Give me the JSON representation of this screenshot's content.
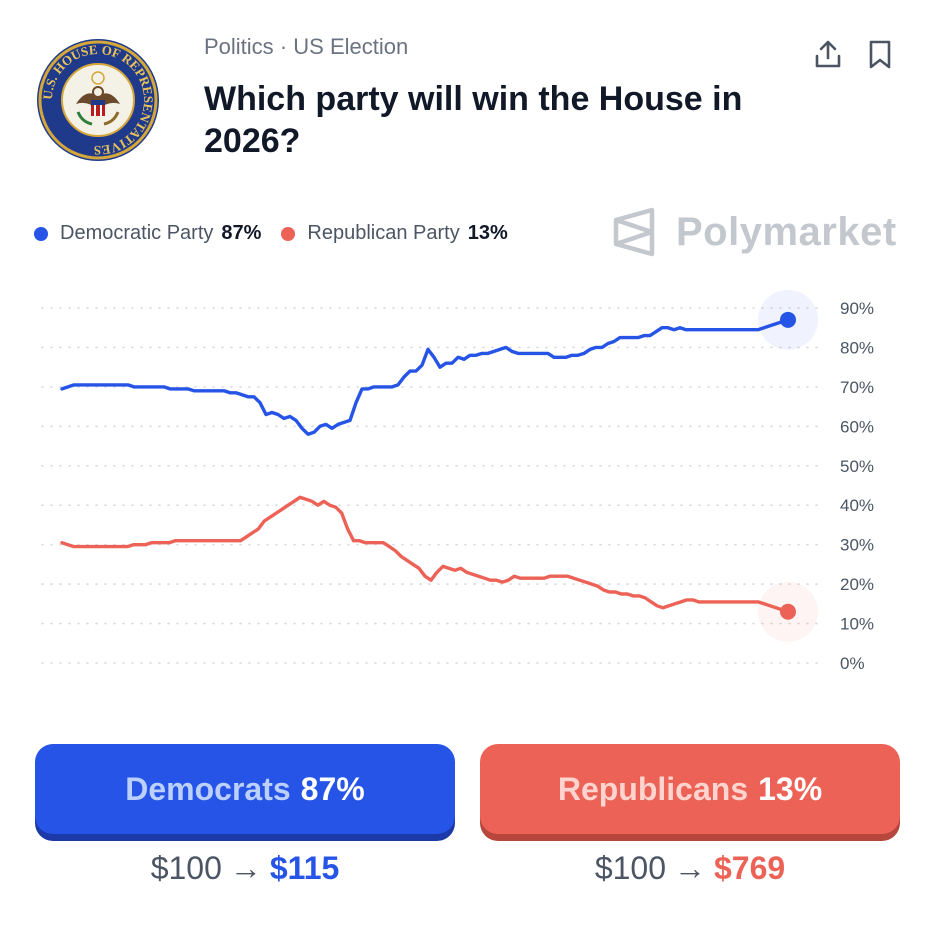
{
  "header": {
    "category": "Politics",
    "separator": "·",
    "subcategory": "US Election",
    "title": "Which party will win the House in 2026?",
    "seal_text": "U.S. HOUSE OF REPRESENTATIVES"
  },
  "legend": {
    "items": [
      {
        "label": "Democratic Party",
        "value": "87%",
        "color": "#2554e6"
      },
      {
        "label": "Republican Party",
        "value": "13%",
        "color": "#ec6256"
      }
    ]
  },
  "brand": {
    "name": "Polymarket"
  },
  "chart_data": {
    "type": "line",
    "ylim": [
      0,
      90
    ],
    "yticks": [
      "90%",
      "80%",
      "70%",
      "60%",
      "50%",
      "40%",
      "30%",
      "20%",
      "10%",
      "0%"
    ],
    "grid": true,
    "series": [
      {
        "name": "Democratic Party",
        "color": "#2554e6",
        "values": [
          69.5,
          70,
          70.5,
          70.5,
          70.5,
          70.5,
          70.5,
          70.5,
          70.5,
          70.5,
          70.5,
          70.5,
          70,
          70,
          70,
          70,
          70,
          70,
          69.5,
          69.5,
          69.5,
          69.5,
          69,
          69,
          69,
          69,
          69,
          69,
          68.5,
          68.5,
          68,
          67.5,
          67.5,
          66,
          63,
          63.5,
          63,
          62,
          62.5,
          61.5,
          59.5,
          58,
          58.5,
          60,
          60.5,
          59.5,
          60.5,
          61,
          61.5,
          66,
          69.5,
          69.5,
          70,
          70,
          70,
          70,
          70.5,
          72.5,
          74,
          74,
          75.5,
          79.5,
          77.5,
          75,
          76,
          76,
          77.5,
          77,
          78,
          78,
          78.5,
          78.5,
          79,
          79.5,
          80,
          79,
          78.5,
          78.5,
          78.5,
          78.5,
          78.5,
          78.5,
          77.5,
          77.5,
          77.5,
          78,
          78,
          78.5,
          79.5,
          80,
          80,
          81,
          81.5,
          82.5,
          82.5,
          82.5,
          82.5,
          83,
          83,
          84,
          85,
          85,
          84.5,
          85,
          84.5,
          84.5,
          84.5,
          84.5,
          84.5,
          84.5,
          84.5,
          84.5,
          84.5,
          84.5,
          84.5,
          84.5,
          84.5,
          85,
          85.5,
          86,
          86.5,
          87
        ]
      },
      {
        "name": "Republican Party",
        "color": "#ec6256",
        "values": [
          30.5,
          30,
          29.5,
          29.5,
          29.5,
          29.5,
          29.5,
          29.5,
          29.5,
          29.5,
          29.5,
          29.5,
          30,
          30,
          30,
          30.5,
          30.5,
          30.5,
          30.5,
          31,
          31,
          31,
          31,
          31,
          31,
          31,
          31,
          31,
          31,
          31,
          31,
          32,
          33,
          34,
          36,
          37,
          38,
          39,
          40,
          41,
          42,
          41.5,
          41,
          40,
          41,
          40,
          39.5,
          38,
          34,
          31,
          31,
          30.5,
          30.5,
          30.5,
          30.5,
          29.5,
          28.5,
          27,
          26,
          25,
          24,
          22,
          21,
          23,
          24.5,
          24,
          23.5,
          24,
          23,
          22.5,
          22,
          21.5,
          21,
          21,
          20.5,
          21,
          22,
          21.5,
          21.5,
          21.5,
          21.5,
          21.5,
          22,
          22,
          22,
          22,
          21.5,
          21,
          20.5,
          20,
          19.5,
          18.5,
          18,
          18,
          17.5,
          17.5,
          17,
          17,
          16.5,
          15.5,
          14.5,
          14,
          14.5,
          15,
          15.5,
          16,
          16,
          15.5,
          15.5,
          15.5,
          15.5,
          15.5,
          15.5,
          15.5,
          15.5,
          15.5,
          15.5,
          15.5,
          15,
          14.5,
          14,
          13.5,
          13
        ]
      }
    ]
  },
  "buttons": {
    "democrats": {
      "label": "Democrats",
      "pct": "87%"
    },
    "republicans": {
      "label": "Republicans",
      "pct": "13%"
    }
  },
  "payouts": {
    "democrats": {
      "stake": "$100",
      "arrow": "→",
      "win": "$115"
    },
    "republicans": {
      "stake": "$100",
      "arrow": "→",
      "win": "$769"
    }
  }
}
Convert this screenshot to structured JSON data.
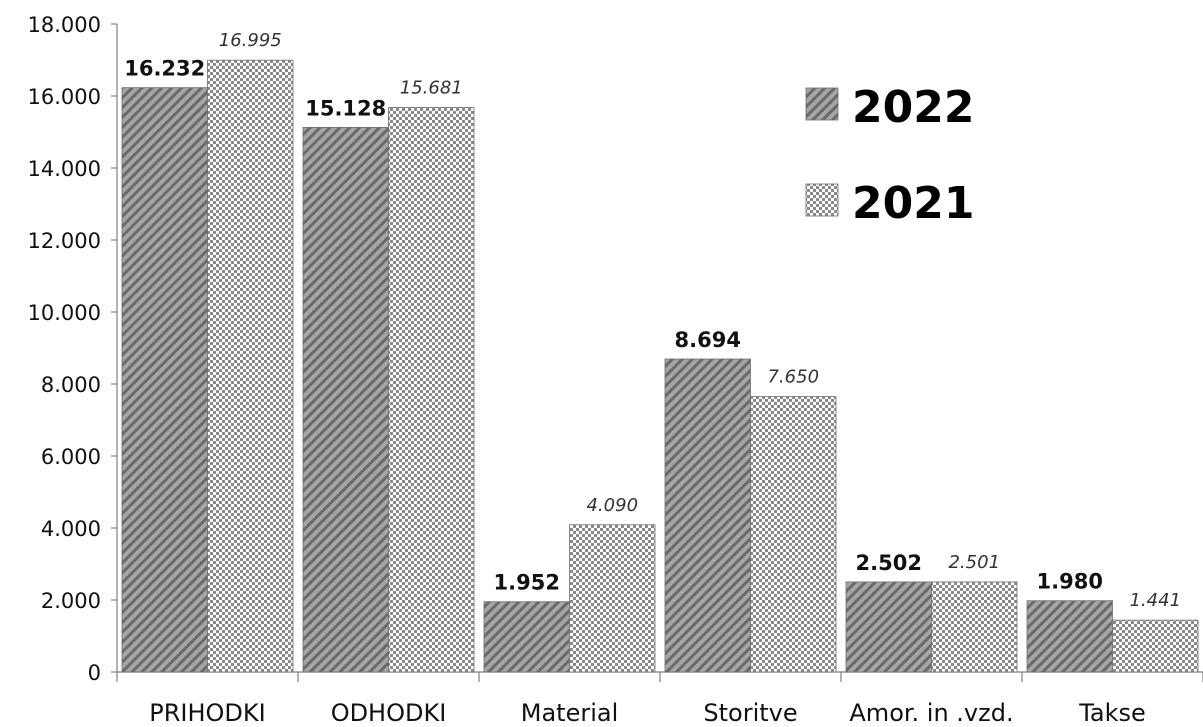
{
  "chart_data": {
    "type": "bar",
    "categories": [
      "PRIHODKI",
      "ODHODKI",
      "Material",
      "Storitve",
      "Amor. in .vzd.",
      "Takse"
    ],
    "series": [
      {
        "name": "2022",
        "values": [
          16232,
          15128,
          1952,
          8694,
          2502,
          1980
        ],
        "labels": [
          "16.232",
          "15.128",
          "1.952",
          "8.694",
          "2.502",
          "1.980"
        ],
        "color": "#8c8c8c",
        "pattern": "diagonal-hatch"
      },
      {
        "name": "2021",
        "values": [
          16995,
          15681,
          4090,
          7650,
          2501,
          1441
        ],
        "labels": [
          "16.995",
          "15.681",
          "4.090",
          "7.650",
          "2.501",
          "1.441"
        ],
        "color": "#8c8c8c",
        "pattern": "checker"
      }
    ],
    "yticks": [
      "0",
      "2.000",
      "4.000",
      "6.000",
      "8.000",
      "10.000",
      "12.000",
      "14.000",
      "16.000",
      "18.000"
    ],
    "ylim": [
      0,
      18000
    ],
    "grid": false,
    "legend_position": "top-right",
    "title": "",
    "xlabel": "",
    "ylabel": ""
  }
}
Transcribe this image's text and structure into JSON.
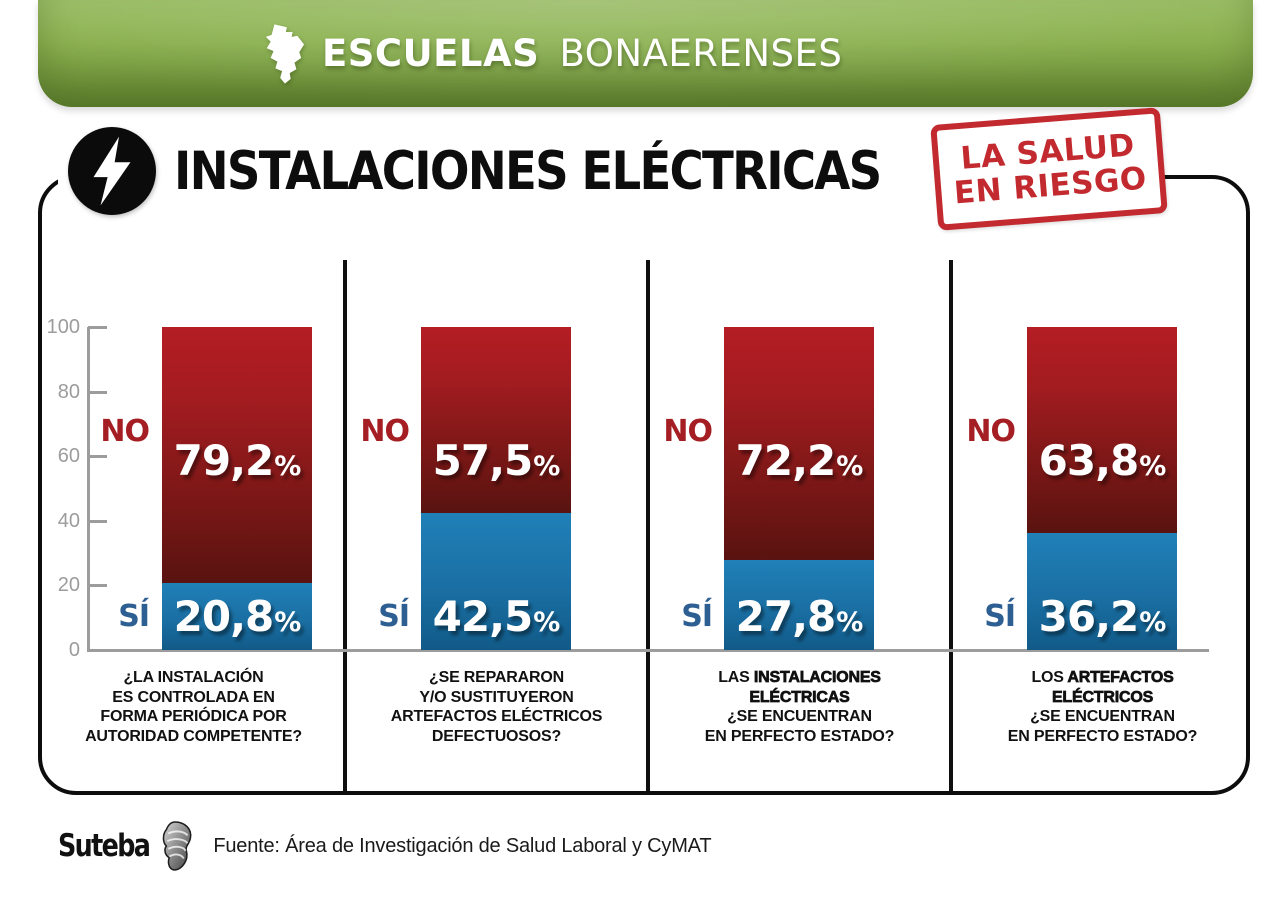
{
  "banner": {
    "brand_bold": "ESCUELAS",
    "brand_light": "BONAERENSES"
  },
  "header": {
    "title": "INSTALACIONES ELÉCTRICAS",
    "stamp": [
      "LA SALUD",
      "EN RIESGO"
    ],
    "stamp_color": "#c22a2f"
  },
  "chart_data": {
    "type": "bar",
    "variant": "stacked_percent_columns",
    "title": "INSTALACIONES ELÉCTRICAS",
    "annotation": "LA SALUD EN RIESGO",
    "ylim": [
      0,
      100
    ],
    "yticks": [
      100,
      80,
      60,
      40,
      20,
      0
    ],
    "grid": false,
    "legend_position": "inline labels left of each column",
    "percent_sign": "%",
    "series_labels": {
      "no": "NO",
      "si": "SÍ"
    },
    "colors": {
      "no_top": "#b41d23",
      "no_bottom": "#591310",
      "si_top": "#2080b8",
      "si_bottom": "#115a88",
      "no_label": "#a51e23",
      "si_label": "#2e5f92",
      "axis": "#9c9c9c"
    },
    "sections": [
      {
        "question": "¿LA INSTALACIÓN ES CONTROLADA EN FORMA PERIÓDICA POR AUTORIDAD COMPETENTE?",
        "no_value": 79.2,
        "no_display": "79,2",
        "si_value": 20.8,
        "si_display": "20,8",
        "question_lines": [
          [
            {
              "t": "¿LA INSTALACIÓN",
              "strong": false
            }
          ],
          [
            {
              "t": "ES CONTROLADA EN",
              "strong": false
            }
          ],
          [
            {
              "t": "FORMA PERIÓDICA POR",
              "strong": false
            }
          ],
          [
            {
              "t": "AUTORIDAD COMPETENTE?",
              "strong": false
            }
          ]
        ]
      },
      {
        "question": "¿SE REPARARON Y/O SUSTITUYERON ARTEFACTOS ELÉCTRICOS DEFECTUOSOS?",
        "no_value": 57.5,
        "no_display": "57,5",
        "si_value": 42.5,
        "si_display": "42,5",
        "question_lines": [
          [
            {
              "t": "¿SE REPARARON",
              "strong": false
            }
          ],
          [
            {
              "t": "Y/O SUSTITUYERON",
              "strong": false
            }
          ],
          [
            {
              "t": "ARTEFACTOS ELÉCTRICOS",
              "strong": false
            }
          ],
          [
            {
              "t": "DEFECTUOSOS?",
              "strong": false
            }
          ]
        ]
      },
      {
        "question": "LAS INSTALACIONES ELÉCTRICAS ¿SE ENCUENTRAN EN PERFECTO ESTADO?",
        "no_value": 72.2,
        "no_display": "72,2",
        "si_value": 27.8,
        "si_display": "27,8",
        "question_lines": [
          [
            {
              "t": "LAS ",
              "strong": false
            },
            {
              "t": "INSTALACIONES",
              "strong": true
            }
          ],
          [
            {
              "t": "ELÉCTRICAS",
              "strong": true
            }
          ],
          [
            {
              "t": "¿SE ENCUENTRAN",
              "strong": false
            }
          ],
          [
            {
              "t": "EN PERFECTO ESTADO?",
              "strong": false
            }
          ]
        ]
      },
      {
        "question": "LOS ARTEFACTOS ELÉCTRICOS ¿SE ENCUENTRAN EN PERFECTO ESTADO?",
        "no_value": 63.8,
        "no_display": "63,8",
        "si_value": 36.2,
        "si_display": "36,2",
        "question_lines": [
          [
            {
              "t": "LOS ",
              "strong": false
            },
            {
              "t": "ARTEFACTOS",
              "strong": true
            }
          ],
          [
            {
              "t": "ELÉCTRICOS",
              "strong": true
            }
          ],
          [
            {
              "t": "¿SE ENCUENTRAN",
              "strong": false
            }
          ],
          [
            {
              "t": "EN PERFECTO ESTADO?",
              "strong": false
            }
          ]
        ]
      }
    ]
  },
  "footer": {
    "logo": "Suteba",
    "source": "Fuente: Área de Investigación de Salud Laboral y CyMAT"
  }
}
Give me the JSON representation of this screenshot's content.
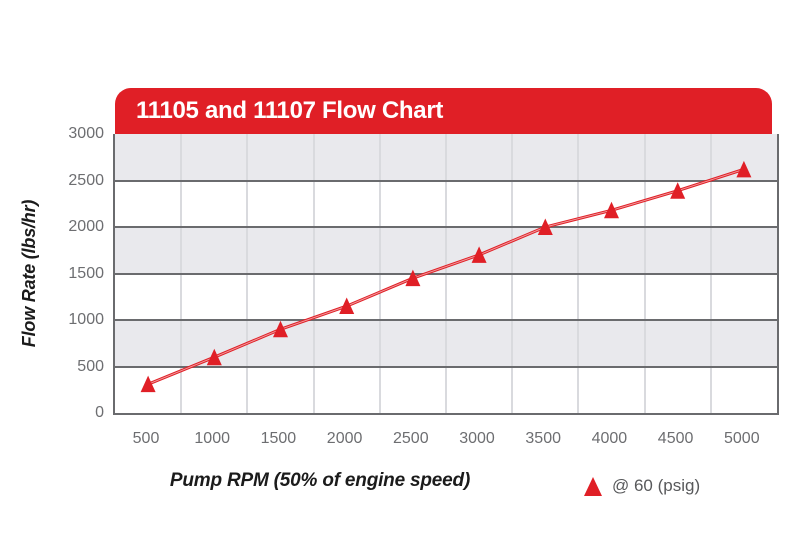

#### Stated exercise
Count how many lines above carry the word "PERFECTO". Only the number is required.

#### Correct output
4